▶ [GIVEN PROBLEM]:
Find each line containing the string "subtitle". Copy it.
* start *
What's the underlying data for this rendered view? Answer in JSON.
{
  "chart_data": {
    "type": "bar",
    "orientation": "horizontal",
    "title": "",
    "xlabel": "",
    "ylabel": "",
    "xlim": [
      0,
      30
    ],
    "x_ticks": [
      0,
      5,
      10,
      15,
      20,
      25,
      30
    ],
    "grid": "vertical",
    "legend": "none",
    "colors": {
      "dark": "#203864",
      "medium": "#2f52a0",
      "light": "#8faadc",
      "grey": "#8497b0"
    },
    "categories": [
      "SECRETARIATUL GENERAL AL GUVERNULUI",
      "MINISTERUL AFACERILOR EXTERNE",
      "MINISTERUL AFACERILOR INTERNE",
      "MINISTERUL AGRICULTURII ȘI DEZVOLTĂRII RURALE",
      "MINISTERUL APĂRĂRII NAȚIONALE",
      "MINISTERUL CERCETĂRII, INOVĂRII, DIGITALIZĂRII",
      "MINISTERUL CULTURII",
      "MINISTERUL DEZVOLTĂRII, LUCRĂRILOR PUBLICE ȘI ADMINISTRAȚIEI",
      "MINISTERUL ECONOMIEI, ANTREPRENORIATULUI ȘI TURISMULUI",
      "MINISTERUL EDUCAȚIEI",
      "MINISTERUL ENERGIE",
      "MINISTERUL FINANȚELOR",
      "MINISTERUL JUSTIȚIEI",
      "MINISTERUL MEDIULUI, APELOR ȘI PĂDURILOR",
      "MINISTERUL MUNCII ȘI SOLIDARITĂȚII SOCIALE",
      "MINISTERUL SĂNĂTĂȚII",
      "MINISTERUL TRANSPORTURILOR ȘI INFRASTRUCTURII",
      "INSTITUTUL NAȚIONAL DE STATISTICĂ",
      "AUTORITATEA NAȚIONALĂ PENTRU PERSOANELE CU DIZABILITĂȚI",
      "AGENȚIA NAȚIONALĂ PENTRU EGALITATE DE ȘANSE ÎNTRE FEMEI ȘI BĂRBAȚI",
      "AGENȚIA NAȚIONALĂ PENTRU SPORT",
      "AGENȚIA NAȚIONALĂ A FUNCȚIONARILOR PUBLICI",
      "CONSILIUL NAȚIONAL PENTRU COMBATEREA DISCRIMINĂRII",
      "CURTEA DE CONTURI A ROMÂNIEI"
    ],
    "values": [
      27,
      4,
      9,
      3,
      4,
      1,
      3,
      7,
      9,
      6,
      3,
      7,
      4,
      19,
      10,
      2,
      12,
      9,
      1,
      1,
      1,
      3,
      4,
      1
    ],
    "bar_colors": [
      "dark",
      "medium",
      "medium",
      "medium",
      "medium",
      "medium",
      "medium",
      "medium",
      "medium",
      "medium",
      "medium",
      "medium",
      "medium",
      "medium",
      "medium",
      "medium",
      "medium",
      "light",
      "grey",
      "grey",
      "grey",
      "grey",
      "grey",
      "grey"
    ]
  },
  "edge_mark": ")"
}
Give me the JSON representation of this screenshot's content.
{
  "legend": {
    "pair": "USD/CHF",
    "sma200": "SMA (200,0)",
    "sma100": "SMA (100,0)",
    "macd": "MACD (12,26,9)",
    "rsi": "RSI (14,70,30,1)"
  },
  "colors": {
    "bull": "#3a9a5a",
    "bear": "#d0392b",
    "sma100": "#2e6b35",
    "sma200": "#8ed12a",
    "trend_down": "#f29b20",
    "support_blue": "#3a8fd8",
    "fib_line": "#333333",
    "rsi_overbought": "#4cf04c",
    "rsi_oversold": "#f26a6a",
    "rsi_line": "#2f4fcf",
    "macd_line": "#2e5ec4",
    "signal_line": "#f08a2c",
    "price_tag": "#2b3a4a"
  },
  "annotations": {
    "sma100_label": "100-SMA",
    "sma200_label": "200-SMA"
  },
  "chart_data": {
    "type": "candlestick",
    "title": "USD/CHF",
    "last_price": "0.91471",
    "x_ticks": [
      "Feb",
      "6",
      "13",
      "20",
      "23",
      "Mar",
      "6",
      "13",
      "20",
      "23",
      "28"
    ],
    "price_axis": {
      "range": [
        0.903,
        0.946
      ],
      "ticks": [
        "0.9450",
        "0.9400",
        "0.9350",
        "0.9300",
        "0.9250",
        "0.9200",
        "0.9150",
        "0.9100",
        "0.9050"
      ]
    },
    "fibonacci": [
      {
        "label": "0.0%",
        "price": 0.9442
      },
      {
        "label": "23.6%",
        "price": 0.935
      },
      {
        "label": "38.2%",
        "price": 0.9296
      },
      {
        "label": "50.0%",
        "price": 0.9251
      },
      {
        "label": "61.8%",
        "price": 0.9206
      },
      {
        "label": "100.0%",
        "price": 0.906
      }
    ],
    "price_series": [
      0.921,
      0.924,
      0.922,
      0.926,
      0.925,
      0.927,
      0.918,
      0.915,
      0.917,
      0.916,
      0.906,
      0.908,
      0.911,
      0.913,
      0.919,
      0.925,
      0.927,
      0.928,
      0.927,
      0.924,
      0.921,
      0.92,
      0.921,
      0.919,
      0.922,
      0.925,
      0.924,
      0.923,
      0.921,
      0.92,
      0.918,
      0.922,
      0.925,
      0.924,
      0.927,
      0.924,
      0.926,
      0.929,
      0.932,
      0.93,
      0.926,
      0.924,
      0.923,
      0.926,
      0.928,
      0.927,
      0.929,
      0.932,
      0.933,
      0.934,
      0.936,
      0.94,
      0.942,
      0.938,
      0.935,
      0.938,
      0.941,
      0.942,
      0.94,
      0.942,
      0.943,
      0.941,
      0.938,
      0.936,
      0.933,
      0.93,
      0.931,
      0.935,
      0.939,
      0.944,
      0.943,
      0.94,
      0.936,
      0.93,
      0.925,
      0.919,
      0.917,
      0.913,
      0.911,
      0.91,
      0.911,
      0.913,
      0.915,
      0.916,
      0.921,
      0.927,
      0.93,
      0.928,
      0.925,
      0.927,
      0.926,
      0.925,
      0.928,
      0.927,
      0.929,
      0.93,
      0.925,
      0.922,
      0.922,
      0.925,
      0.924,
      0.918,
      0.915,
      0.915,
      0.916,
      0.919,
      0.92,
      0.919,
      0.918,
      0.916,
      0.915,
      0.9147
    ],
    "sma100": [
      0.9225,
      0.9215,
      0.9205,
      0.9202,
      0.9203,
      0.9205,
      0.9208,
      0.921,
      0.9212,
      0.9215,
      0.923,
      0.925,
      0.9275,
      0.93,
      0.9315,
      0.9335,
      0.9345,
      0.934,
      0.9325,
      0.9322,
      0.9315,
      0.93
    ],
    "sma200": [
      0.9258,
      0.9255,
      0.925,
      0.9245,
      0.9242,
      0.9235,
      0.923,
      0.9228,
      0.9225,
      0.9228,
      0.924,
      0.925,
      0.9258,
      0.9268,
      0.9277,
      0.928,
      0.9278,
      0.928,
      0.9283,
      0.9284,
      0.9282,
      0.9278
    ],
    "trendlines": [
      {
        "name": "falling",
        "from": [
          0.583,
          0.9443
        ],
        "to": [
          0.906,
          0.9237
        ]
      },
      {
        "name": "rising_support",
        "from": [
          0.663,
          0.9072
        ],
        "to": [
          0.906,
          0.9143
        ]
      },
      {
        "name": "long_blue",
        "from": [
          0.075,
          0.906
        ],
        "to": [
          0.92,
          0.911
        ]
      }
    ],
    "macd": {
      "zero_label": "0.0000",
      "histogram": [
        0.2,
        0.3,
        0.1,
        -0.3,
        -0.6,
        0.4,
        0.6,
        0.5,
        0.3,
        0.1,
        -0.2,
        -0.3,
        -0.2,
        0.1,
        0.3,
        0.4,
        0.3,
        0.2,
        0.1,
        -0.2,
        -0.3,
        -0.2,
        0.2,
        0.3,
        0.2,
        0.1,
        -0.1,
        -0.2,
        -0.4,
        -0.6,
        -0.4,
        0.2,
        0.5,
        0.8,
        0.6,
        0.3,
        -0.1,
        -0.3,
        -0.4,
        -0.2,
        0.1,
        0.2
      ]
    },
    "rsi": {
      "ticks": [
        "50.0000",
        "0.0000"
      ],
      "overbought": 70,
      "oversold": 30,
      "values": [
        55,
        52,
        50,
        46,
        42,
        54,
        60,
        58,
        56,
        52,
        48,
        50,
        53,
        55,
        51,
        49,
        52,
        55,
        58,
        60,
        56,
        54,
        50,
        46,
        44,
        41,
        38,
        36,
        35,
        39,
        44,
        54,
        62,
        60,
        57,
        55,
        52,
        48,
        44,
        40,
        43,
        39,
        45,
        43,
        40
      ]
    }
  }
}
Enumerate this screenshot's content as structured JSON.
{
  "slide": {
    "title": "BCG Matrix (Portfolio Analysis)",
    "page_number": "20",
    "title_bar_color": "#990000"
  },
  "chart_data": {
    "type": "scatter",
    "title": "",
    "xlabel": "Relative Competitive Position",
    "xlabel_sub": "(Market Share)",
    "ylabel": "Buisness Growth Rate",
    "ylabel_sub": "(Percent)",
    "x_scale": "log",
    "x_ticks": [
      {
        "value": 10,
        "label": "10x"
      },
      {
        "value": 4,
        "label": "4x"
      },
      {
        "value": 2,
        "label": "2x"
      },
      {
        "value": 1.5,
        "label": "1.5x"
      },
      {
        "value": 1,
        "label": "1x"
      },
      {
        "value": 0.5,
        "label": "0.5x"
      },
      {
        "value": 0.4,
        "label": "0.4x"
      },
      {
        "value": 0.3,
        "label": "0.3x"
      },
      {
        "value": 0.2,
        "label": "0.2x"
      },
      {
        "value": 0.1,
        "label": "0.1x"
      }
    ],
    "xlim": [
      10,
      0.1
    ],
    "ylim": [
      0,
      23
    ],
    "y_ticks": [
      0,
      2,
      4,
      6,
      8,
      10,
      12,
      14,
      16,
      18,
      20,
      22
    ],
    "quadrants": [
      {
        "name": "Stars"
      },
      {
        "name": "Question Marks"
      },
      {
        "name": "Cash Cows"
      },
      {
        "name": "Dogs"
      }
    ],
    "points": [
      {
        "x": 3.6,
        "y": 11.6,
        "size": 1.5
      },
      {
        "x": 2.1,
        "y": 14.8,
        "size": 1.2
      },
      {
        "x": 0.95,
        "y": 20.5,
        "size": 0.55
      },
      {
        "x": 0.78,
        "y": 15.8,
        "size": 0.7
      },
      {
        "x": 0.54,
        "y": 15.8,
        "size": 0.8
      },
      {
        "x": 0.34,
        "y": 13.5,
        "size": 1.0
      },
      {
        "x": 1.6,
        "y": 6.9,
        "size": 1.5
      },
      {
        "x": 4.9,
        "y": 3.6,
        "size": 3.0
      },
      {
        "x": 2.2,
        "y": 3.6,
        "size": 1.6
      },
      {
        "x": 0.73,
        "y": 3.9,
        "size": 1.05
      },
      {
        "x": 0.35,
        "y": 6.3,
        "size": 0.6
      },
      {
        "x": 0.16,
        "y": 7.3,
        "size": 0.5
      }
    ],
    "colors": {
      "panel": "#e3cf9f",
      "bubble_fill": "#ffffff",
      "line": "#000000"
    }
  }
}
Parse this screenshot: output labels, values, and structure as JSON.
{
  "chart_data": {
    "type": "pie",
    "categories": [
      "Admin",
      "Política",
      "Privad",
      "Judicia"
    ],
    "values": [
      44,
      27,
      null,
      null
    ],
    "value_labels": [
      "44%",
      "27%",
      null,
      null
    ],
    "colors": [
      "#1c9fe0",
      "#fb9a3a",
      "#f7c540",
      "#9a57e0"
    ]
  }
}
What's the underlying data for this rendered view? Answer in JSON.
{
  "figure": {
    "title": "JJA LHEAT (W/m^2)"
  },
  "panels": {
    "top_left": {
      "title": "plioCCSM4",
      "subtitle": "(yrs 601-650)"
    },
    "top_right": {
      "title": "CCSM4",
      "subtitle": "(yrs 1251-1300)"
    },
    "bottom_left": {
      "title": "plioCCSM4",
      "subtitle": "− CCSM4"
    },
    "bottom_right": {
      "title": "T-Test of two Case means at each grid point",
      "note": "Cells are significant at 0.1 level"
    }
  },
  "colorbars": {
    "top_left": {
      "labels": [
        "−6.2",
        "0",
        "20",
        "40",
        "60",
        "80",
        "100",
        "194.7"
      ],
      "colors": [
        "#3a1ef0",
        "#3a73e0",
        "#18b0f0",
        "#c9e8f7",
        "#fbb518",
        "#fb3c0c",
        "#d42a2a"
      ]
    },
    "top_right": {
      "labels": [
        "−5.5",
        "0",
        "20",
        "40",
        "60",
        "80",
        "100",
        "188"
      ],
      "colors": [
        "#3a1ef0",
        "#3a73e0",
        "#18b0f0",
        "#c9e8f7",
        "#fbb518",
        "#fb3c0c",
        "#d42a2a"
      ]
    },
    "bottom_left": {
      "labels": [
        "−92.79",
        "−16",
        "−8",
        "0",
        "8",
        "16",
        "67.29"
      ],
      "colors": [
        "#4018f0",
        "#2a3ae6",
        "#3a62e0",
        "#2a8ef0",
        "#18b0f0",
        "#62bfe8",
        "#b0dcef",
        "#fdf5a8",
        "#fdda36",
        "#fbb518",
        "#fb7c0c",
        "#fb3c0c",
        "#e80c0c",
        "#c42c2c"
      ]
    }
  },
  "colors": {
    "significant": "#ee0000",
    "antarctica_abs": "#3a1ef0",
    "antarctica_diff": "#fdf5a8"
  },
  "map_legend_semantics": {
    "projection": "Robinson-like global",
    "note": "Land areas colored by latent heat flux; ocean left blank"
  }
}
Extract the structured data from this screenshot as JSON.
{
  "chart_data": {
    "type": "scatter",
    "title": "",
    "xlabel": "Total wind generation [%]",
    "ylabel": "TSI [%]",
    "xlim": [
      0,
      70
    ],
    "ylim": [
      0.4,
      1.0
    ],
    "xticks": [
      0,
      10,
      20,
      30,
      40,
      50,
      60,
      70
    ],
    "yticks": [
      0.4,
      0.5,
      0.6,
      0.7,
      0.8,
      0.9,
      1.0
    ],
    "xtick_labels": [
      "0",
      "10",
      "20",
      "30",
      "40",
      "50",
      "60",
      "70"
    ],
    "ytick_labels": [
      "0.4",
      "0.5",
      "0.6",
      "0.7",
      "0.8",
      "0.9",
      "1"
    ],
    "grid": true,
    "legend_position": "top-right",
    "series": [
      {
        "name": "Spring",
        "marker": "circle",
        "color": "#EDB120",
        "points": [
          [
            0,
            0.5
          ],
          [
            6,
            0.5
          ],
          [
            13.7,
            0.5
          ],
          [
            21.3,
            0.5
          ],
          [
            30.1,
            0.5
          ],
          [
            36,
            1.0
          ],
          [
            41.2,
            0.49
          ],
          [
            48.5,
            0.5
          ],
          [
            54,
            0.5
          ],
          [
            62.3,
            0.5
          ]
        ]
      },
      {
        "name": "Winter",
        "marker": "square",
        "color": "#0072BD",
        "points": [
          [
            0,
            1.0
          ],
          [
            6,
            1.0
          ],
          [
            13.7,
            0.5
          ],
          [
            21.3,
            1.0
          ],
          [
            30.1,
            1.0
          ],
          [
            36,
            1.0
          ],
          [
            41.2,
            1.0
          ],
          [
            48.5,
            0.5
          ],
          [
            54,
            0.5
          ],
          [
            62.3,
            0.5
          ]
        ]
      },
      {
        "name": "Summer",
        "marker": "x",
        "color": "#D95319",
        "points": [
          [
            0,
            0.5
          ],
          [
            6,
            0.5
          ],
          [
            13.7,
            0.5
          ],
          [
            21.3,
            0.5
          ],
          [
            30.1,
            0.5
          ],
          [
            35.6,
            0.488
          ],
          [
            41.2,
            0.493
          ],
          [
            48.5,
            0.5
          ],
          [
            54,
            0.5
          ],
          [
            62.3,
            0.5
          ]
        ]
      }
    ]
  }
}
* end *
▶ [ANSWER TO THIS TASK]:
      "subtitle": "(yrs 601-650)"
      "subtitle": "(yrs 1251-1300)"
      "subtitle": "− CCSM4"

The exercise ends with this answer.